**Data supplied**
----------------

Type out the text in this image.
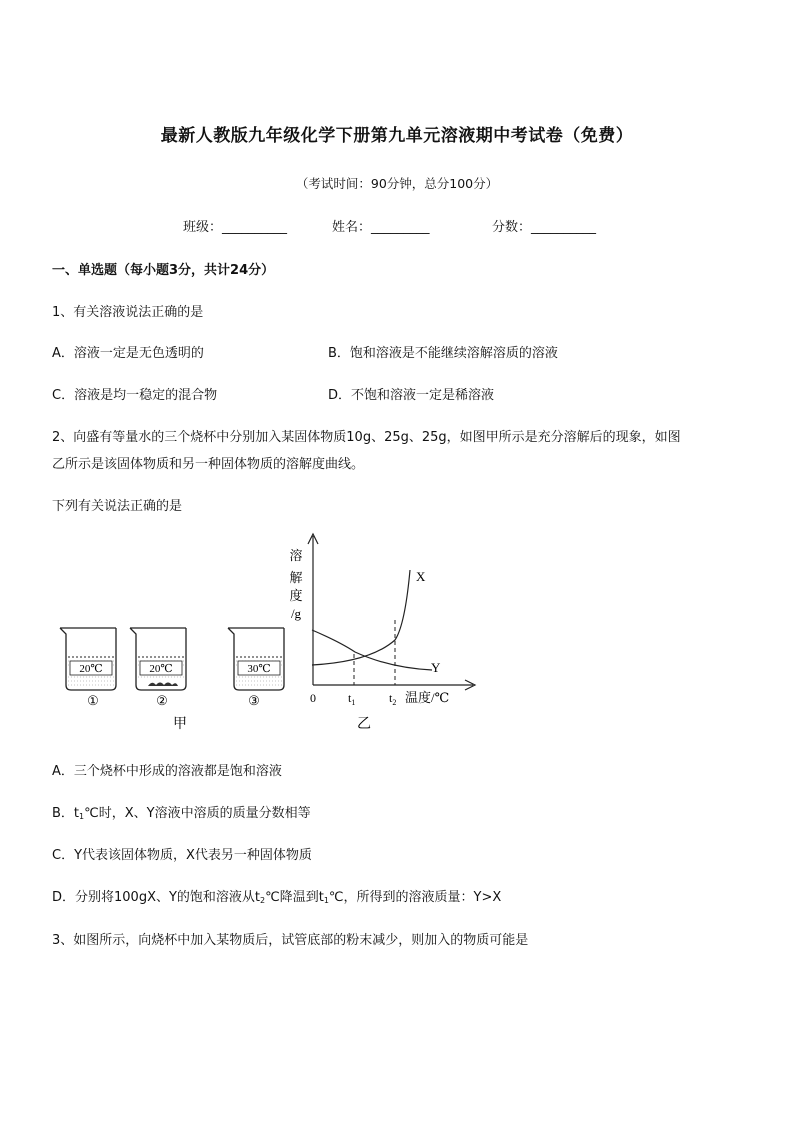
最新人教版九年级化学下册第九单元溶液期中考试卷（免费）
（考试时间：90分钟，总分100分）
班级：__________	姓名：_________	分数：__________
一、单选题（每小题3分，共计24分）
1、有关溶液说法正确的是
A．溶液一定是无色透明的	B．饱和溶液是不能继续溶解溶质的溶液
C．溶液是均一稳定的混合物	D．不饱和溶液一定是稀溶液
2、向盛有等量水的三个烧杯中分别加入某固体物质10g、25g、25g，如图甲所示是充分溶解后的现象，如图
乙所示是该固体物质和另一种固体物质的溶解度曲线。
下列有关说法正确的是
20℃
①
20℃
②
30℃
③
甲
溶
解
度
/g
X
Y
0	$t_1$	$t_2$ 温度/℃
乙
A．三个烧杯中形成的溶液都是饱和溶液
B．t1℃时，X、Y溶液中溶质的质量分数相等
C．Y代表该固体物质，X代表另一种固体物质
D．分别将100gX、Y的饱和溶液从t2℃降温到t1℃，所得到的溶液质量：Y>X
3、如图所示，向烧杯中加入某物质后，试管底部的粉末减少，则加入的物质可能是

----------------

**What the exercise asks**
Leave out the pictures and print each record exactly as it stands.

**Finished task**
Type out the text in this image.
最新人教版九年级化学下册第九单元溶液期中考试卷（免费）
（考试时间：90分钟，总分100分）
班级：__________	姓名：_________	分数：__________
一、单选题（每小题3分，共计24分）
1、有关溶液说法正确的是
A．溶液一定是无色透明的	B．饱和溶液是不能继续溶解溶质的溶液
C．溶液是均一稳定的混合物	D．不饱和溶液一定是稀溶液
2、向盛有等量水的三个烧杯中分别加入某固体物质10g、25g、25g，如图甲所示是充分溶解后的现象，如图
乙所示是该固体物质和另一种固体物质的溶解度曲线。
下列有关说法正确的是
20℃
①
20℃
②
30℃
③
甲
溶
解
度
/g
X
Y
0	$t_1$	$t_2$ 温度/℃
乙
A．三个烧杯中形成的溶液都是饱和溶液
B．t1℃时，X、Y溶液中溶质的质量分数相等
C．Y代表该固体物质，X代表另一种固体物质
D．分别将100gX、Y的饱和溶液从t2℃降温到t1℃，所得到的溶液质量：Y>X
3、如图所示，向烧杯中加入某物质后，试管底部的粉末减少，则加入的物质可能是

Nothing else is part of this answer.